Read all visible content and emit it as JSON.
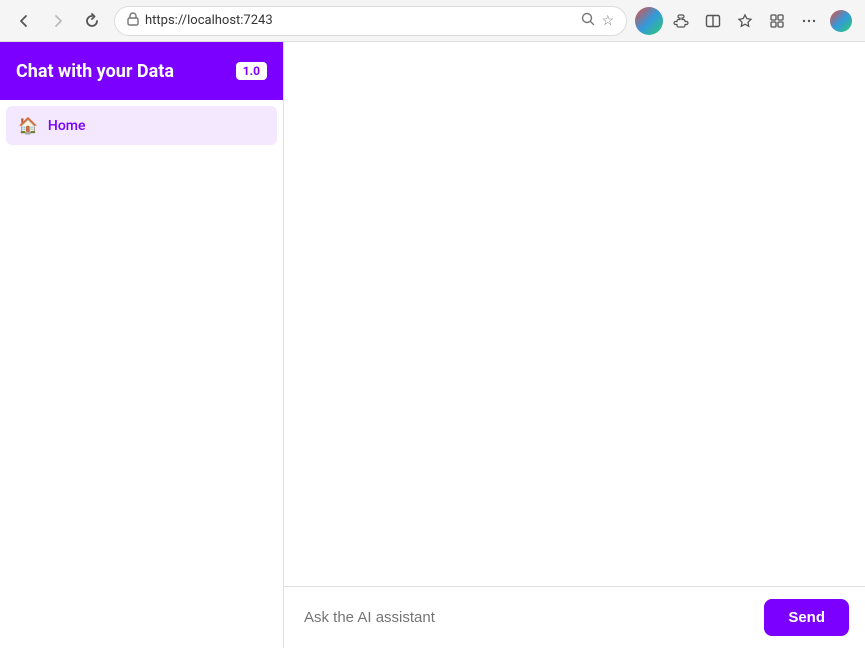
{
  "browser": {
    "url": "https://localhost:7243",
    "back_label": "←",
    "forward_label": "→",
    "refresh_label": "↻",
    "search_icon": "🔍",
    "star_icon": "☆",
    "profile_icon": "👤",
    "extensions_icon": "🧩",
    "split_icon": "⧉",
    "bookmarks_icon": "★",
    "collections_icon": "📁",
    "more_icon": "⋯"
  },
  "sidebar": {
    "title": "Chat with your Data",
    "version": "1.0",
    "nav_items": [
      {
        "id": "home",
        "label": "Home",
        "icon": "🏠"
      }
    ]
  },
  "main": {
    "chat_placeholder": "Ask the AI assistant",
    "send_label": "Send"
  }
}
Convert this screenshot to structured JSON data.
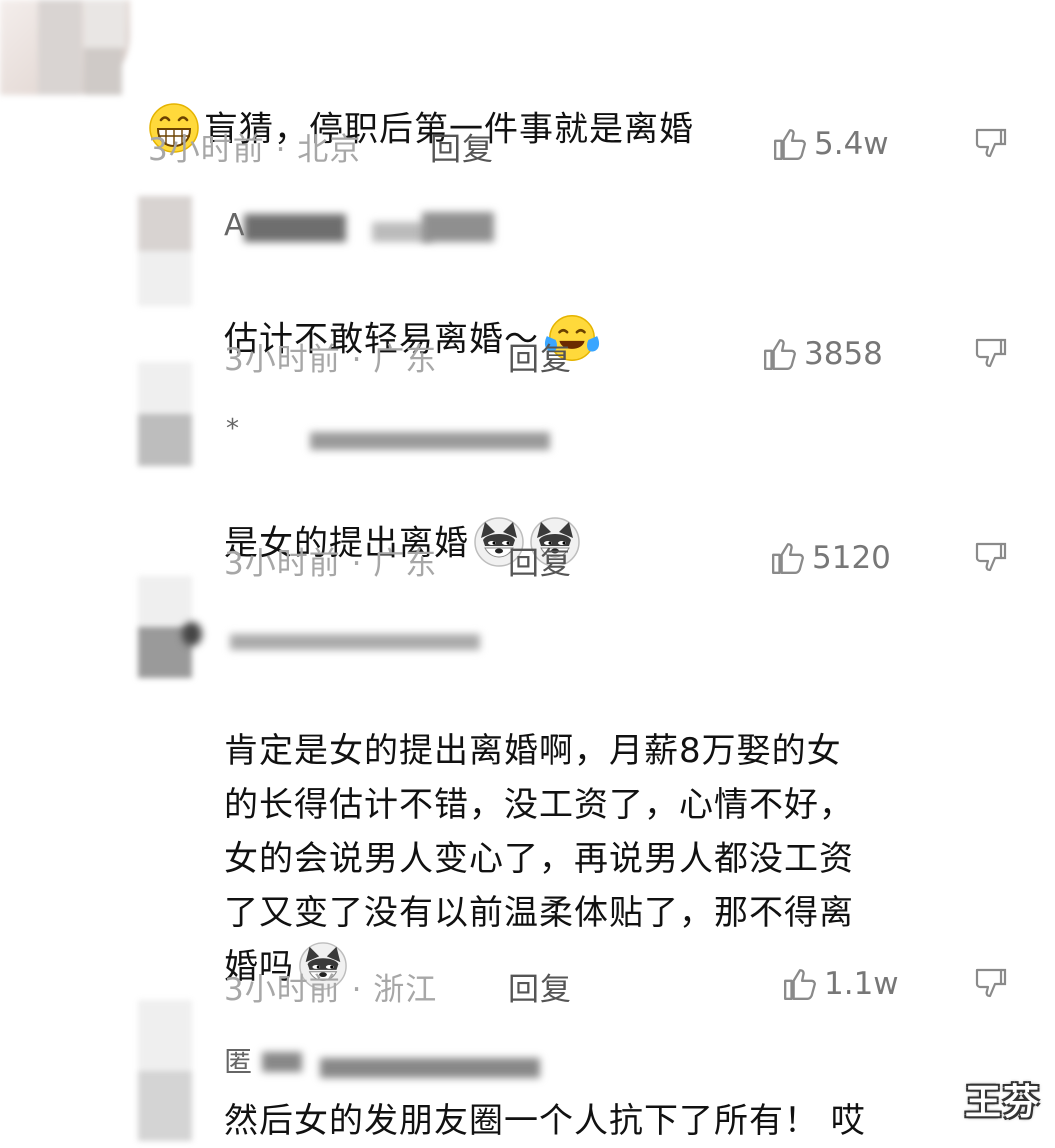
{
  "comments": [
    {
      "text": "盲猜，停职后第一件事就是离婚",
      "meta": "3小时前 · 北京",
      "reply": "回复",
      "likes": "5.4w",
      "emoji": "grinning-face"
    },
    {
      "author": "A",
      "text": "估计不敢轻易离婚～",
      "meta": "3小时前 · 广东",
      "reply": "回复",
      "likes": "3858",
      "emoji": "tears-of-joy-face"
    },
    {
      "author": "*",
      "text": "是女的提出离婚",
      "meta": "3小时前 · 广东",
      "reply": "回复",
      "likes": "5120",
      "emoji": "doge"
    },
    {
      "text": "肯定是女的提出离婚啊，月薪8万娶的女\n的长得估计不错，没工资了，心情不好，\n女的会说男人变心了，再说男人都没工资\n了又变了没有以前温柔体贴了，那不得离\n婚吗",
      "meta": "3小时前 · 浙江",
      "reply": "回复",
      "likes": "1.1w",
      "emoji": "doge"
    },
    {
      "author": "匿",
      "text": "然后女的发朋友圈一个人抗下了所有！ 哎"
    }
  ],
  "watermark": "王芬",
  "colors": {
    "meta": "#a7a7a7",
    "text": "#111111",
    "reply": "#555555"
  }
}
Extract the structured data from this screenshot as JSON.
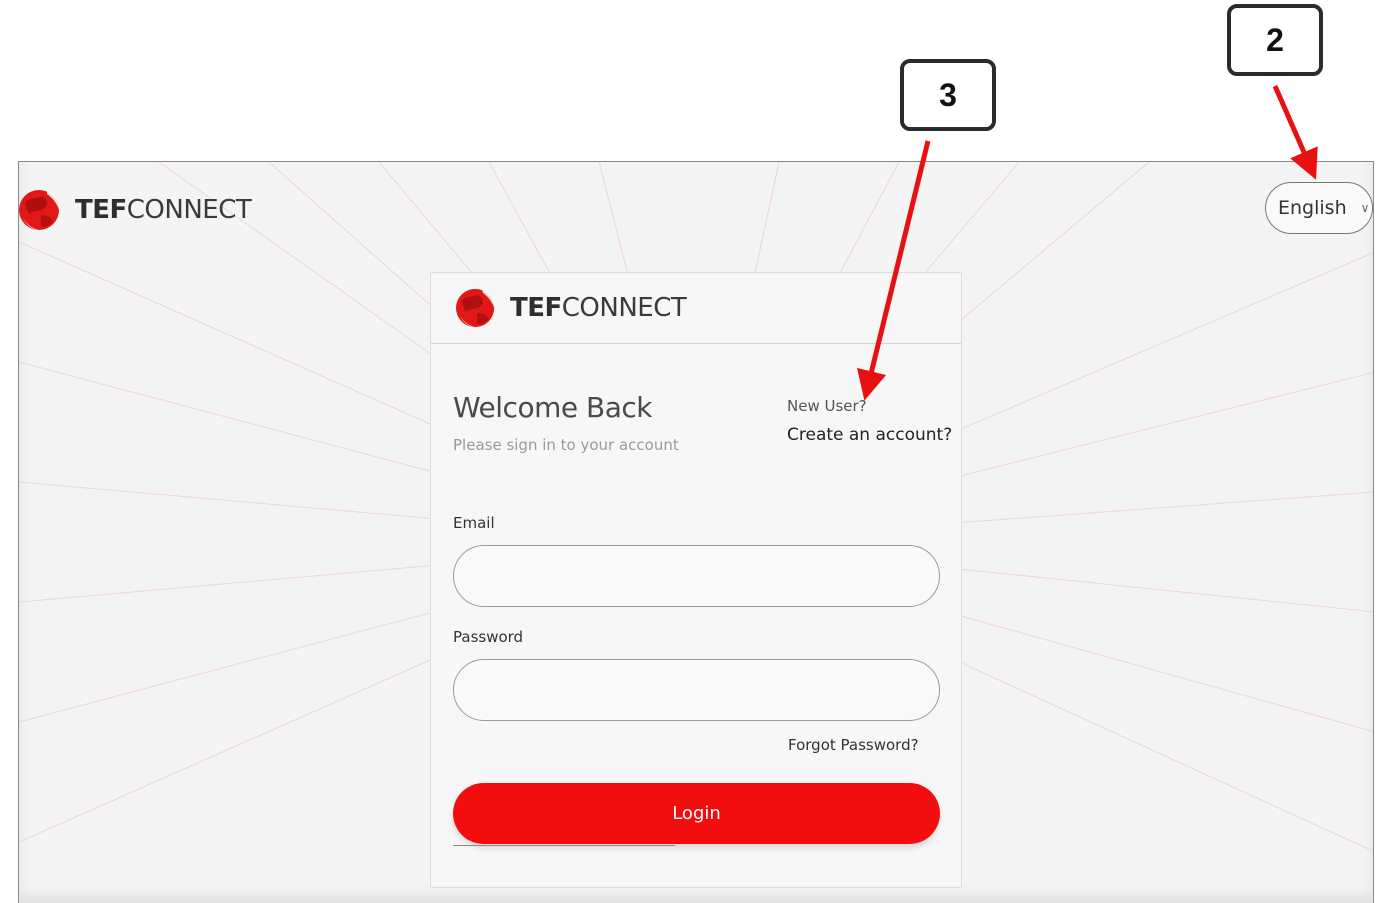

——————

-- EXERCISE DESCRIPTION --
Each line of the material above either contains the word "structured" or does not; state how many do, and nothing else.

-- ANSWER TO THIS EXERCISE --
2